=== Суть задания ===
Перепишите дословно всё, что стоит в записях от строки с «Give me the» вниз до строки с «What elements are», включая обе эти строки. Изображения в ответ не включайте.

(Записи, выбранные из коллекции)
^^^^^^^^

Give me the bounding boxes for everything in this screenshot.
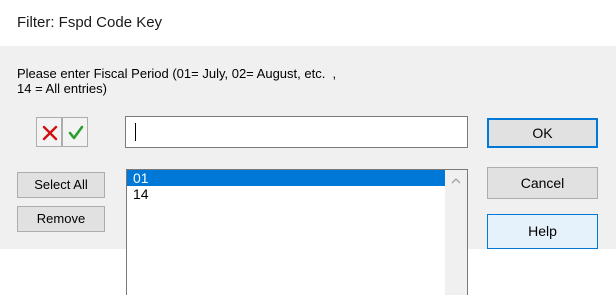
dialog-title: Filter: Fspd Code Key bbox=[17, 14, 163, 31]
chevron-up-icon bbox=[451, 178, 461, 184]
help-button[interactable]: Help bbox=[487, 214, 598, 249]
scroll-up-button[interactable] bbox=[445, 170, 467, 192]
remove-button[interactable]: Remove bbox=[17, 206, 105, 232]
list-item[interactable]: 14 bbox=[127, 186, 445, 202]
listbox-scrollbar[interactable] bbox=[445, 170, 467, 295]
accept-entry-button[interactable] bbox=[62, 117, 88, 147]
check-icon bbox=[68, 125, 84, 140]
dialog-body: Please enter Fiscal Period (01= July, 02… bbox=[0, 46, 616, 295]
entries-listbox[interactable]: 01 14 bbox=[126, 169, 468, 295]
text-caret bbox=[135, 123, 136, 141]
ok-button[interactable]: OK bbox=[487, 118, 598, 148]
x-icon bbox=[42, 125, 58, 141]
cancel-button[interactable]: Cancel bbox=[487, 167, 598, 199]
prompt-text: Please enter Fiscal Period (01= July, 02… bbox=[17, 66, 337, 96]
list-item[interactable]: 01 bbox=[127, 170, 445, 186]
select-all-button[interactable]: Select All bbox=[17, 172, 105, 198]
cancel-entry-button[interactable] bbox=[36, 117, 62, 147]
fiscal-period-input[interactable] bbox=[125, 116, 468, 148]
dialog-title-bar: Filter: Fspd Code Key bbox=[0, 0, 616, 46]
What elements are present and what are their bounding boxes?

^^^^^^^^

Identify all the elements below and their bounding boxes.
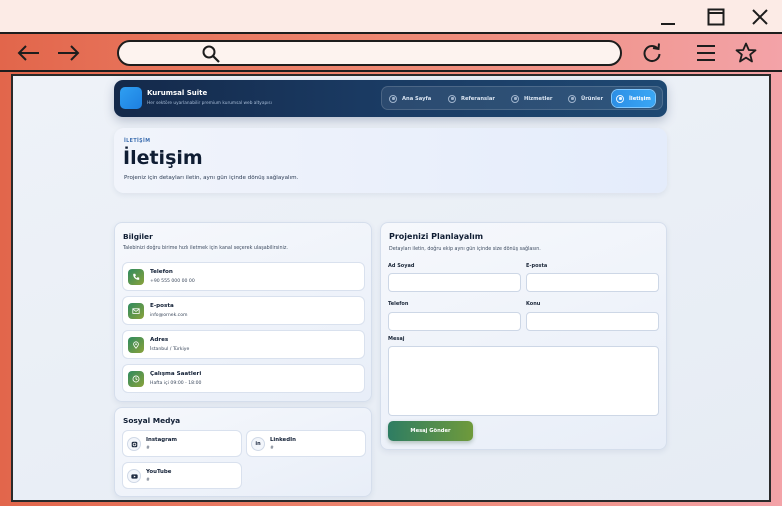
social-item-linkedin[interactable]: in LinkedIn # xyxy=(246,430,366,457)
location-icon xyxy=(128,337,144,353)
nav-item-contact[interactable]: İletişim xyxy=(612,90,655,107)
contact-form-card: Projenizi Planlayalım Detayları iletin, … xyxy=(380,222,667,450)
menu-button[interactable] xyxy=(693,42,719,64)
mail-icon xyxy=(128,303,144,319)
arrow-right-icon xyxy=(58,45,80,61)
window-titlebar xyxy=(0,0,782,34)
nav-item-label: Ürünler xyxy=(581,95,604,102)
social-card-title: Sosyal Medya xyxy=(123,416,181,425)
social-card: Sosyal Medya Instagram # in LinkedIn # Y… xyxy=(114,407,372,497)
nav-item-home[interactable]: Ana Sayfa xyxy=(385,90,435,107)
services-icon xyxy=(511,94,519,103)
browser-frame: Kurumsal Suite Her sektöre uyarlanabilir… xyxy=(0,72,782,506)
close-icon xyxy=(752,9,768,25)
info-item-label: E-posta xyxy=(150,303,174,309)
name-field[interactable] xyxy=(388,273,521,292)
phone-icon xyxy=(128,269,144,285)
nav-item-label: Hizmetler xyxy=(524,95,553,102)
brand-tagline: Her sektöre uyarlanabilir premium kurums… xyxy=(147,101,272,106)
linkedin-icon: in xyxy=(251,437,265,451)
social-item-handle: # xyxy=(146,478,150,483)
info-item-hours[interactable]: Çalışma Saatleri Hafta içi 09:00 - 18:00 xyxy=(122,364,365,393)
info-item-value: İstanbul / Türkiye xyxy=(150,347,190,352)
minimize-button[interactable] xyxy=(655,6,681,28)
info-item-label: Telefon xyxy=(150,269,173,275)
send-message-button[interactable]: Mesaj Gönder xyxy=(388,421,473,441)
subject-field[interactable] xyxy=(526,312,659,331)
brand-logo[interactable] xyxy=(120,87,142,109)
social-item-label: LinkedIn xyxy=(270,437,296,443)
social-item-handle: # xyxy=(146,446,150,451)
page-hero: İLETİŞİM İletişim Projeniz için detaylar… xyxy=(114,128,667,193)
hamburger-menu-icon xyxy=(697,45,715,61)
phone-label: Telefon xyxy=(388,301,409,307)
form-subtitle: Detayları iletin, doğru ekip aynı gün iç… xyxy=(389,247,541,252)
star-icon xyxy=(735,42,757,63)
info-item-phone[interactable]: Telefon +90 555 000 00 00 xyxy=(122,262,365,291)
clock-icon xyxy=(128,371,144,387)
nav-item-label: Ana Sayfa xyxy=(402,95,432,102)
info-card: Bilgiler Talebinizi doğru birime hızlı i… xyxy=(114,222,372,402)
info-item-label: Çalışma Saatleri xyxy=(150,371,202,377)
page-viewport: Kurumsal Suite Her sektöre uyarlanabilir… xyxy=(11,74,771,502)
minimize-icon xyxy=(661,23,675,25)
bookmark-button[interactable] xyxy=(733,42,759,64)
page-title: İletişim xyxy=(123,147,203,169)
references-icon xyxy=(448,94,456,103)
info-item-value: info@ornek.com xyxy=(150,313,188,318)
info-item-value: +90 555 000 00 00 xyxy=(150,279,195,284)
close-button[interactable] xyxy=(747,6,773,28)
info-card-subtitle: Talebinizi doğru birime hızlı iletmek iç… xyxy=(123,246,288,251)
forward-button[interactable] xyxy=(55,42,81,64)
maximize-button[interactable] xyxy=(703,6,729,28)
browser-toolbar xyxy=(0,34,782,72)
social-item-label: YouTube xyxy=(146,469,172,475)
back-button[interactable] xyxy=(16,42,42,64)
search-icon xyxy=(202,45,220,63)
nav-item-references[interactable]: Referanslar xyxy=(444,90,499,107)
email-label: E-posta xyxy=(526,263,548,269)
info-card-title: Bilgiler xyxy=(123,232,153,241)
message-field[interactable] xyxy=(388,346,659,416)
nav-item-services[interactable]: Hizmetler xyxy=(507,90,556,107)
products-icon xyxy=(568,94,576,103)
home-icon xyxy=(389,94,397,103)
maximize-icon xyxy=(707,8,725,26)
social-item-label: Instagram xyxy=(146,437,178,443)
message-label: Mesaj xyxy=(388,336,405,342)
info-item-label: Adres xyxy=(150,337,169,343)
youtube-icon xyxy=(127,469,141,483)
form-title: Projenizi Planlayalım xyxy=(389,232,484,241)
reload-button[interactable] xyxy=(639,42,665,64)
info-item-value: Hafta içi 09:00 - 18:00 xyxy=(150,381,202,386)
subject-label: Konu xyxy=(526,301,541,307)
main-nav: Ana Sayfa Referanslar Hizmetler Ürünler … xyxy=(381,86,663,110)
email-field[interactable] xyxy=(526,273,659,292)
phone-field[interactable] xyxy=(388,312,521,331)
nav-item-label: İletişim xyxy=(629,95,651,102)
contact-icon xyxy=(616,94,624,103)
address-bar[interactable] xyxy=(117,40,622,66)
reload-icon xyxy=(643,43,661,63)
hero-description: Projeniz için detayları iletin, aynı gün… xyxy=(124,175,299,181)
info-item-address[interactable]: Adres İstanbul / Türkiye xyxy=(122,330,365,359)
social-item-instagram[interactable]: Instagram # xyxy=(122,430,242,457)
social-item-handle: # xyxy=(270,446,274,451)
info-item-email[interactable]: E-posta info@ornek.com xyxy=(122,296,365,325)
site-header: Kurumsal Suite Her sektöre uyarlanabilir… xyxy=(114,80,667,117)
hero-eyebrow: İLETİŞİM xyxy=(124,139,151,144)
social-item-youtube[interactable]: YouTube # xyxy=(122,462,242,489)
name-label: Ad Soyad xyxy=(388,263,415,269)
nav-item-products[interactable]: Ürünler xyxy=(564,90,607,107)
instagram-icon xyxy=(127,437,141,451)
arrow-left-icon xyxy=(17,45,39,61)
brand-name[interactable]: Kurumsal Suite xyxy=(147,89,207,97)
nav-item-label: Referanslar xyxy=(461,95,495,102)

^^^^^^^^

=== Полный ответ ===
Give me the bounding boxes for everything in this screenshot.
dialog-title: Filter: Fspd Code Key bbox=[17, 14, 163, 31]
chevron-up-icon bbox=[451, 178, 461, 184]
help-button[interactable]: Help bbox=[487, 214, 598, 249]
scroll-up-button[interactable] bbox=[445, 170, 467, 192]
remove-button[interactable]: Remove bbox=[17, 206, 105, 232]
list-item[interactable]: 14 bbox=[127, 186, 445, 202]
listbox-scrollbar[interactable] bbox=[445, 170, 467, 295]
accept-entry-button[interactable] bbox=[62, 117, 88, 147]
check-icon bbox=[68, 125, 84, 140]
dialog-body: Please enter Fiscal Period (01= July, 02… bbox=[0, 46, 616, 295]
entries-listbox[interactable]: 01 14 bbox=[126, 169, 468, 295]
text-caret bbox=[135, 123, 136, 141]
ok-button[interactable]: OK bbox=[487, 118, 598, 148]
x-icon bbox=[42, 125, 58, 141]
cancel-button[interactable]: Cancel bbox=[487, 167, 598, 199]
prompt-text: Please enter Fiscal Period (01= July, 02… bbox=[17, 66, 337, 96]
list-item[interactable]: 01 bbox=[127, 170, 445, 186]
select-all-button[interactable]: Select All bbox=[17, 172, 105, 198]
cancel-entry-button[interactable] bbox=[36, 117, 62, 147]
fiscal-period-input[interactable] bbox=[125, 116, 468, 148]
dialog-title-bar: Filter: Fspd Code Key bbox=[0, 0, 616, 46]
What elements are present and what are their bounding boxes?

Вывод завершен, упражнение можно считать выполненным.